**Data supplied:**
-*-*-
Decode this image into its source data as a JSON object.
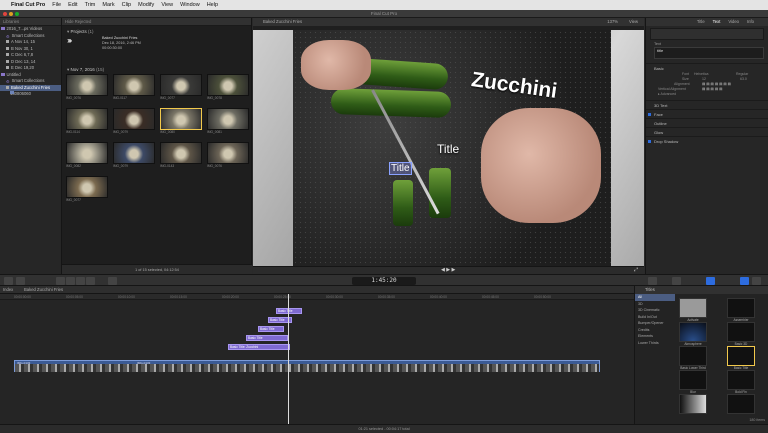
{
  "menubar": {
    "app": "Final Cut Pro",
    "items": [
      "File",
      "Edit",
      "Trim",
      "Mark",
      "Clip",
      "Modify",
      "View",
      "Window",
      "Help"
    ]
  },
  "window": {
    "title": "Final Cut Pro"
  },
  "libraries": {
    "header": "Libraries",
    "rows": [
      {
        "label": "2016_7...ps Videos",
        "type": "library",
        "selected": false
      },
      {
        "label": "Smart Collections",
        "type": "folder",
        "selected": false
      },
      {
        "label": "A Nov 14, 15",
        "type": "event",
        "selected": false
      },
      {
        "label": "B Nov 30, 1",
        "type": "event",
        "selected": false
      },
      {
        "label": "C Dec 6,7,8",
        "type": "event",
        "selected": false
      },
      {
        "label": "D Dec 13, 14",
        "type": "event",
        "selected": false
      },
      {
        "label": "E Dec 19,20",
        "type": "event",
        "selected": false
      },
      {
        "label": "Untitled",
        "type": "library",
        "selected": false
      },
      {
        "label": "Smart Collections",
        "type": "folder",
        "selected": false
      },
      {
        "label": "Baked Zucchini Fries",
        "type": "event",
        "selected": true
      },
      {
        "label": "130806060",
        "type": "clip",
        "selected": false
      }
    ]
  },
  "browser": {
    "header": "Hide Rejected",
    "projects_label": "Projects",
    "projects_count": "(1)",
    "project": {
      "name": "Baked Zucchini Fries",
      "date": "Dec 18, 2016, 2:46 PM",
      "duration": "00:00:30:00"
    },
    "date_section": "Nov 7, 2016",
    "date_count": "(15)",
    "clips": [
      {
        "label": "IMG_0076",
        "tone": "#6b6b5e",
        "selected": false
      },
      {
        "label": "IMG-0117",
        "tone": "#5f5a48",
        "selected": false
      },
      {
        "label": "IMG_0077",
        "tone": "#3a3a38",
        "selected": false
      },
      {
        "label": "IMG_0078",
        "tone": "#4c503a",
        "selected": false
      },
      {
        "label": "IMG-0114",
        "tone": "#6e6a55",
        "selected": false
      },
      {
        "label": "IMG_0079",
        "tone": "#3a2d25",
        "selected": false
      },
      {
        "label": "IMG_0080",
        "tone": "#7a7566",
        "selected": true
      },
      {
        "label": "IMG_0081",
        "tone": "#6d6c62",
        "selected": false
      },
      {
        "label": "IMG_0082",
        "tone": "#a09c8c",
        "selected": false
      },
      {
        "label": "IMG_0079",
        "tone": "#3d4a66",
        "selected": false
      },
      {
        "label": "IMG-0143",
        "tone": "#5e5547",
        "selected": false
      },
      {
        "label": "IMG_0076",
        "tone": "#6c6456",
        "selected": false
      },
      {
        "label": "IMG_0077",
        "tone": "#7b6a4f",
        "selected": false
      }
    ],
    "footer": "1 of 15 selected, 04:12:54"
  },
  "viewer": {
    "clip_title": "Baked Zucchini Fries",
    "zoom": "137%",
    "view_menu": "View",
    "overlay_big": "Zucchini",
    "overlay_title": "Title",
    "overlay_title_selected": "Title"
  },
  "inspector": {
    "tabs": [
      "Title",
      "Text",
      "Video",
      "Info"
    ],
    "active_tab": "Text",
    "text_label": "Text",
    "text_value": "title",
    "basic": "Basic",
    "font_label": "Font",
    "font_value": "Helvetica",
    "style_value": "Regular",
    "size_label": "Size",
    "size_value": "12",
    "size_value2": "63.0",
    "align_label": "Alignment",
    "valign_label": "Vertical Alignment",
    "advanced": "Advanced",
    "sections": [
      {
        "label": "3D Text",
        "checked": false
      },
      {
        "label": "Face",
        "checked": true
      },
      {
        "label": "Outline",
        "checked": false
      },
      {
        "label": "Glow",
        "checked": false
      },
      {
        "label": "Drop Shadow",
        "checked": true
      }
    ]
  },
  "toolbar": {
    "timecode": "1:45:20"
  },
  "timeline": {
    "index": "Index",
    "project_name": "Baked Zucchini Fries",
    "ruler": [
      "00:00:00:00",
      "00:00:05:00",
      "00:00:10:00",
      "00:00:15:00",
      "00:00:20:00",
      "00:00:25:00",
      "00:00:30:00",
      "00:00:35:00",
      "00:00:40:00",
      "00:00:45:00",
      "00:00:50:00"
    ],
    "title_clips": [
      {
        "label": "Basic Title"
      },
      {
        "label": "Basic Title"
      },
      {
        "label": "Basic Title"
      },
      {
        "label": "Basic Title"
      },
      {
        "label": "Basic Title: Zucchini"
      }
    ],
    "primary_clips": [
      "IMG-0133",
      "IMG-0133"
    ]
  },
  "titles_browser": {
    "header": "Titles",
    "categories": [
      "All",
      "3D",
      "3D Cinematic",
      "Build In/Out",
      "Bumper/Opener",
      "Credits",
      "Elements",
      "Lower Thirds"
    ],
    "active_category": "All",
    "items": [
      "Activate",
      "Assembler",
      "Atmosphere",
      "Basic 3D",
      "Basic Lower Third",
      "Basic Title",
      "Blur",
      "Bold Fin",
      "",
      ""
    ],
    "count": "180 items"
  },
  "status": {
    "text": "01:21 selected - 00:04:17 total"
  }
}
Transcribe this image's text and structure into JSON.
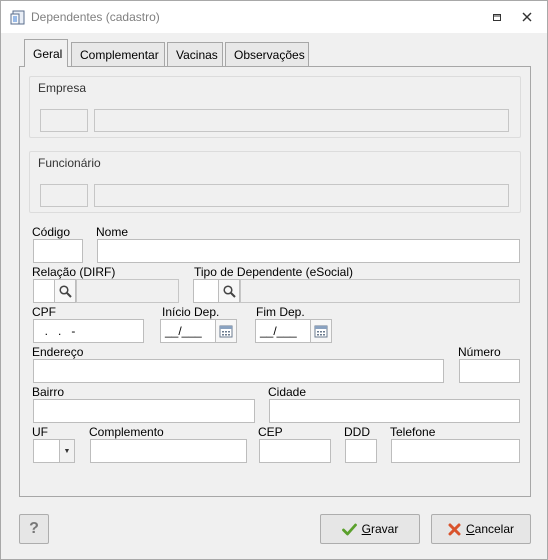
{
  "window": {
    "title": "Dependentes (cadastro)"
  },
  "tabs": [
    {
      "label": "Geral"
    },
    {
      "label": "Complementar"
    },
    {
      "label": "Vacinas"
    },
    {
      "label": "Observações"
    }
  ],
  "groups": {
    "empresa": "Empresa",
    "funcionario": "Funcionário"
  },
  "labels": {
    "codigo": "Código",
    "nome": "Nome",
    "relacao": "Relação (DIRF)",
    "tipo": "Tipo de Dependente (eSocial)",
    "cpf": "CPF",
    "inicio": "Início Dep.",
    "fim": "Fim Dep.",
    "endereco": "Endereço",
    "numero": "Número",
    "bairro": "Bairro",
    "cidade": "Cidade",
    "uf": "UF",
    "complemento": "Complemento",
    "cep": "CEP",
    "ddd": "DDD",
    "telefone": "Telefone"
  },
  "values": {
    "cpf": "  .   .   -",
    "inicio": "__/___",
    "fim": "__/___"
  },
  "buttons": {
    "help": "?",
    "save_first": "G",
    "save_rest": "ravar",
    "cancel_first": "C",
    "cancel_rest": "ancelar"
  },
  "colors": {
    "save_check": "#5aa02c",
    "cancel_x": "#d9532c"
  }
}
-*-*-
**Task directions:** Set down nothing but the lines from the one containing "Transcribe this image's" to the final line above, both included, with every picture left out.

**Response to the exercise:**
Transcribe this image's text and structure into JSON.
{
  "window": {
    "title": "Dependentes (cadastro)"
  },
  "tabs": [
    {
      "label": "Geral"
    },
    {
      "label": "Complementar"
    },
    {
      "label": "Vacinas"
    },
    {
      "label": "Observações"
    }
  ],
  "groups": {
    "empresa": "Empresa",
    "funcionario": "Funcionário"
  },
  "labels": {
    "codigo": "Código",
    "nome": "Nome",
    "relacao": "Relação (DIRF)",
    "tipo": "Tipo de Dependente (eSocial)",
    "cpf": "CPF",
    "inicio": "Início Dep.",
    "fim": "Fim Dep.",
    "endereco": "Endereço",
    "numero": "Número",
    "bairro": "Bairro",
    "cidade": "Cidade",
    "uf": "UF",
    "complemento": "Complemento",
    "cep": "CEP",
    "ddd": "DDD",
    "telefone": "Telefone"
  },
  "values": {
    "cpf": "  .   .   -",
    "inicio": "__/___",
    "fim": "__/___"
  },
  "buttons": {
    "help": "?",
    "save_first": "G",
    "save_rest": "ravar",
    "cancel_first": "C",
    "cancel_rest": "ancelar"
  },
  "colors": {
    "save_check": "#5aa02c",
    "cancel_x": "#d9532c"
  }
}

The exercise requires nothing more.